- **Task instructions**
Find and copy lines holding "heading".
# # # # # # #
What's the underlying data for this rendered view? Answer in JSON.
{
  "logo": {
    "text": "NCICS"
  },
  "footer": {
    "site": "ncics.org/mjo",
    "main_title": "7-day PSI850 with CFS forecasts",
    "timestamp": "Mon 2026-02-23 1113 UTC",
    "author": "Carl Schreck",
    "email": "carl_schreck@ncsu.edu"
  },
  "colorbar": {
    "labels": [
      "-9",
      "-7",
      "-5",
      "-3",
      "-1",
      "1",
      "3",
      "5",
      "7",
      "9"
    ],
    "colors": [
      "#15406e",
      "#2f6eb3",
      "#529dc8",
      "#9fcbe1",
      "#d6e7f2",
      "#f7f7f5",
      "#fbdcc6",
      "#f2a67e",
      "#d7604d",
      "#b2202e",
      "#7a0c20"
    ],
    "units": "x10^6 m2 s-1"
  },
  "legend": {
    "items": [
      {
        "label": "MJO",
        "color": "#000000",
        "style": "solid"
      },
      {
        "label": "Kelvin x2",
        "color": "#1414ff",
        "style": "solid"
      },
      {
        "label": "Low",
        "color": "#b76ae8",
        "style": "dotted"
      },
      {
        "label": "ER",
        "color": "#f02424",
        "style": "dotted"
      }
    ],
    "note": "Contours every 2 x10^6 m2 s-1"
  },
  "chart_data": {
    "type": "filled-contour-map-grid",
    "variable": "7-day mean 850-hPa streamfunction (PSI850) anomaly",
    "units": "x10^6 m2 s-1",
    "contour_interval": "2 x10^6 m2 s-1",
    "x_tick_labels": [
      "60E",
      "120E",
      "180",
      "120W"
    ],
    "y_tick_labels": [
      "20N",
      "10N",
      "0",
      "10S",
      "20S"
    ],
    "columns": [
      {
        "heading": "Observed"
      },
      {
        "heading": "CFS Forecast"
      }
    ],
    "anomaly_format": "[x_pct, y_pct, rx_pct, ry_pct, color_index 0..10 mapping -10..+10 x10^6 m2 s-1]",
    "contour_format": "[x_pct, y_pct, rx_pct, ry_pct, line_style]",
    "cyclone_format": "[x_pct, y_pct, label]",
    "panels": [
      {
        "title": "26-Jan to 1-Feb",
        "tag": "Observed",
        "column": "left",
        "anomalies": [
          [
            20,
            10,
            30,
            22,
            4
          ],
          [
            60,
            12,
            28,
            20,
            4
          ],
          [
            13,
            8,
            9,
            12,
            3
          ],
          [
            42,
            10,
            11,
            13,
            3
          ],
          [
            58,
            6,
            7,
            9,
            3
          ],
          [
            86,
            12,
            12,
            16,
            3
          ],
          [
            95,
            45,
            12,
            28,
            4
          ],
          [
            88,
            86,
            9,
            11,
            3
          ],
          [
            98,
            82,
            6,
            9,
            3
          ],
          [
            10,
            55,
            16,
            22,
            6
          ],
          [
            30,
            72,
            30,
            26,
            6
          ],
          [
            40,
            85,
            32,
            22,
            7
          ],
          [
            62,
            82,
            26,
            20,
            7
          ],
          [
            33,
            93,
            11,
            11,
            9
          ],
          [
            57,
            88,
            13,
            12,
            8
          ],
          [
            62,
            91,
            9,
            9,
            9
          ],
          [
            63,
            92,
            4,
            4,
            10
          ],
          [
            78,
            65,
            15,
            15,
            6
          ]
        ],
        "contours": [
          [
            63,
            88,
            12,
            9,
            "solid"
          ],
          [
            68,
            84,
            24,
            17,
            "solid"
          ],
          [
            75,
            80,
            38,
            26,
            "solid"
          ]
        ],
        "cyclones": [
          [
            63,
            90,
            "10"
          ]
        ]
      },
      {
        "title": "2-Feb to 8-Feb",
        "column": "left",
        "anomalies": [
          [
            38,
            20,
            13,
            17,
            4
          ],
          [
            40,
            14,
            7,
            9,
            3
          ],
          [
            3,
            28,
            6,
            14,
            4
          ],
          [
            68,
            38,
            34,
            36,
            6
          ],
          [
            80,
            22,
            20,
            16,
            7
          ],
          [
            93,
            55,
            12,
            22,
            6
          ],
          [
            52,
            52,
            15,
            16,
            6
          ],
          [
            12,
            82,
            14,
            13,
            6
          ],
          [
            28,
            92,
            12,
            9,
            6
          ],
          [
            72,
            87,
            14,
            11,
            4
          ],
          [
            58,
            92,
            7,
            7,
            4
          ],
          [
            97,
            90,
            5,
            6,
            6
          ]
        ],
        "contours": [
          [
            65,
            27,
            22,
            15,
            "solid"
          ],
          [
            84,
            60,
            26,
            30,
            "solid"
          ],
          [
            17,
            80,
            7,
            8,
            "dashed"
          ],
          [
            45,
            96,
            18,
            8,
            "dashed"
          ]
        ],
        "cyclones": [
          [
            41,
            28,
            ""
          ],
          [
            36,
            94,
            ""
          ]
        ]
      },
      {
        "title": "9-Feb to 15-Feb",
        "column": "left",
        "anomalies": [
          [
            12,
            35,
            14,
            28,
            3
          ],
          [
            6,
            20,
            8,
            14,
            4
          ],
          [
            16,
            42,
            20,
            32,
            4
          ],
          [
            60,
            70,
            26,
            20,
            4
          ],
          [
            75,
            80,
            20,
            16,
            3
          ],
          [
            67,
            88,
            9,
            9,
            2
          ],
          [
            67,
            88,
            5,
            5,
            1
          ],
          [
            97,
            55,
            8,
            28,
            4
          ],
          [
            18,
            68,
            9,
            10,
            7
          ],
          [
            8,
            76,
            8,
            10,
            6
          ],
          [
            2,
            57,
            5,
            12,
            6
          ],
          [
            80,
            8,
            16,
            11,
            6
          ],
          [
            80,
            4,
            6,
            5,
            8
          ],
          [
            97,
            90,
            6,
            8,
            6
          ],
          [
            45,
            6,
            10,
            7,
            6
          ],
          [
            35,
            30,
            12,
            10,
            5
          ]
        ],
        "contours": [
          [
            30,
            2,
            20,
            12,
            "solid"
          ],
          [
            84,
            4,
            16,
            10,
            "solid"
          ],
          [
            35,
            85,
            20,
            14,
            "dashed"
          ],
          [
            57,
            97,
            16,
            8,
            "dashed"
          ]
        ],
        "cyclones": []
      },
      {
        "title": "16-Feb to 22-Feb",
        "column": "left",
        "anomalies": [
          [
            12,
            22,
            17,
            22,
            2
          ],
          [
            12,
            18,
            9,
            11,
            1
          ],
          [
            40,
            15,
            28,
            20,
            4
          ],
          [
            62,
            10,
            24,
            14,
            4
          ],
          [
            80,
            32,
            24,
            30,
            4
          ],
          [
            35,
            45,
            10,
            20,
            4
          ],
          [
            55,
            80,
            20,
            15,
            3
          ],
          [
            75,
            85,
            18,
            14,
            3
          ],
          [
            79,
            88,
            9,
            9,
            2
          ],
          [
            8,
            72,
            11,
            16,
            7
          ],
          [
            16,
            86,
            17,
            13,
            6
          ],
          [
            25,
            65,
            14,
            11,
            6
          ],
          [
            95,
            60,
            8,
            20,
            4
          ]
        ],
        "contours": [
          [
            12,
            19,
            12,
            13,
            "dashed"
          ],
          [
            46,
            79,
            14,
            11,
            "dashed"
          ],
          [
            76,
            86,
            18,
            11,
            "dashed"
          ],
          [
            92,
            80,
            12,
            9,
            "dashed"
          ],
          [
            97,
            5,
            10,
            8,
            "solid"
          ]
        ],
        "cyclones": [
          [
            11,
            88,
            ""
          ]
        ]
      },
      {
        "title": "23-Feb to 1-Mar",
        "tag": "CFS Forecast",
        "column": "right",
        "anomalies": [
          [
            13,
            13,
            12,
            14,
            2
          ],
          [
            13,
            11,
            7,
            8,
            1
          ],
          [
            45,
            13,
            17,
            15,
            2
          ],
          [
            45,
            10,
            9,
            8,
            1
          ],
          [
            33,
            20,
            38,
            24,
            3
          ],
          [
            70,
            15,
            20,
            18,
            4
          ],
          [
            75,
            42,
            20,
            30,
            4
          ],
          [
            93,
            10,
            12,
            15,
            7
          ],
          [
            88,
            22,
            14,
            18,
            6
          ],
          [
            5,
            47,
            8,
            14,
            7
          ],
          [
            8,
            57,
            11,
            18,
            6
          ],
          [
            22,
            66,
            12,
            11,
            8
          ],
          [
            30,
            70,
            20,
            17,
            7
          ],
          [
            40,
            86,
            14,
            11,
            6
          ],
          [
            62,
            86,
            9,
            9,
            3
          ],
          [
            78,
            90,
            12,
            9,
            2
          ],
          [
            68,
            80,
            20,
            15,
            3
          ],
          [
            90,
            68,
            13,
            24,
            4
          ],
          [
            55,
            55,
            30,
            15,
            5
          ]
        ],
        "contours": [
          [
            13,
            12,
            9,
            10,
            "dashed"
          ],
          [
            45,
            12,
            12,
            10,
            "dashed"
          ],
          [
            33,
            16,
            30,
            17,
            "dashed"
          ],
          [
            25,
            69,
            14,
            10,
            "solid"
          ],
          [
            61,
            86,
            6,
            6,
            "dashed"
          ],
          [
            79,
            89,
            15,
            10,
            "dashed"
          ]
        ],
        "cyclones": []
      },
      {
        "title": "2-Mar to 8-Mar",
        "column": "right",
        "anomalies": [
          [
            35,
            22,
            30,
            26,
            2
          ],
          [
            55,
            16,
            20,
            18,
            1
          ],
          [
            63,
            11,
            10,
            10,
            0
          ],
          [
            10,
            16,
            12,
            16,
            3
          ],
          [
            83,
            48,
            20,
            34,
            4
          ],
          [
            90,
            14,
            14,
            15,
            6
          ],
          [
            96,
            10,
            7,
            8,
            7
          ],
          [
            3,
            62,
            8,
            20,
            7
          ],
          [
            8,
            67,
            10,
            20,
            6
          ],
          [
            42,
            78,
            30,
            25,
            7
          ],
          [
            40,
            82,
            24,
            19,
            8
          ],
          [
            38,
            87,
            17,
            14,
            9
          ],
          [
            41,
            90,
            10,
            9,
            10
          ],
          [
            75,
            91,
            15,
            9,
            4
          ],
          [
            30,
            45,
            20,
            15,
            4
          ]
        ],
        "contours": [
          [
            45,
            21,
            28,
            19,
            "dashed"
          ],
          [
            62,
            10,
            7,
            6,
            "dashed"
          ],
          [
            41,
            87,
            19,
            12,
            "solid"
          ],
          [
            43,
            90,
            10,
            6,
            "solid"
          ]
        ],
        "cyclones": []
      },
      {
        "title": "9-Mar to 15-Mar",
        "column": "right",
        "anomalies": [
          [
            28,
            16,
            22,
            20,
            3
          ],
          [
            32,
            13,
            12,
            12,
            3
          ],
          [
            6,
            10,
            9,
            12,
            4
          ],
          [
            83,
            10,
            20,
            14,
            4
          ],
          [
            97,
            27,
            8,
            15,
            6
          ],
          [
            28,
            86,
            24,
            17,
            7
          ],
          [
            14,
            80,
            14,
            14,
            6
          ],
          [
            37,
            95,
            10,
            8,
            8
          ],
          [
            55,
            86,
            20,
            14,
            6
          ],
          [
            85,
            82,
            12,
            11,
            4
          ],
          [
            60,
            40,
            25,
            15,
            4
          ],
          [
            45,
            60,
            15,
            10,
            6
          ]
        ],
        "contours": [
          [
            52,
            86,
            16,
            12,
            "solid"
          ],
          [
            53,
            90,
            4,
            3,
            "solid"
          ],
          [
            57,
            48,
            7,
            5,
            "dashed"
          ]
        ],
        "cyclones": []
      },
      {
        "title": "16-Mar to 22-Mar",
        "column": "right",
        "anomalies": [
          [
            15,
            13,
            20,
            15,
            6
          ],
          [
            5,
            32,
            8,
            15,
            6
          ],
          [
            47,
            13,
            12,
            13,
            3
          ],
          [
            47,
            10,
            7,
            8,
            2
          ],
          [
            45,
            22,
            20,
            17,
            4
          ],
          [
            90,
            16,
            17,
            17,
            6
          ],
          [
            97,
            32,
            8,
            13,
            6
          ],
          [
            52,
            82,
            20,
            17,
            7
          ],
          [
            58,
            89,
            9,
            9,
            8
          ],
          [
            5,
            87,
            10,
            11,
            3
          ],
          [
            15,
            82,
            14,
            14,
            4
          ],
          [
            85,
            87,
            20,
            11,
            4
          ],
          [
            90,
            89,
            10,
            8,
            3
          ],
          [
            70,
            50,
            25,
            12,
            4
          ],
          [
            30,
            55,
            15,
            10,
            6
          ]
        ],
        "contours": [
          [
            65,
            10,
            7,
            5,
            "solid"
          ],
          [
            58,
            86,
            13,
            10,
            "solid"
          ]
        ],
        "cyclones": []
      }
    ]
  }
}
# # # # # # #
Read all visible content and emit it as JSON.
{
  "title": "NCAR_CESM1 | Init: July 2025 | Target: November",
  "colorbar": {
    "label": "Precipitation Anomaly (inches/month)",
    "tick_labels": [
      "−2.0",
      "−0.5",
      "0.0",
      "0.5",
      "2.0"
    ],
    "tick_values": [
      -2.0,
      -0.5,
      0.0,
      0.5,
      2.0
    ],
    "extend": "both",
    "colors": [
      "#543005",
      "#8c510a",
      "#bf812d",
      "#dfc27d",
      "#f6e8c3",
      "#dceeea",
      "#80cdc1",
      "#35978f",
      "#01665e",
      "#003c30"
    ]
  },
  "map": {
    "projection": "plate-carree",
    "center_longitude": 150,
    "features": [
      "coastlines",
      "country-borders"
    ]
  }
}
# # # # # # #
- **Answer**
        "heading": "Observed"
        "heading": "CFS Forecast"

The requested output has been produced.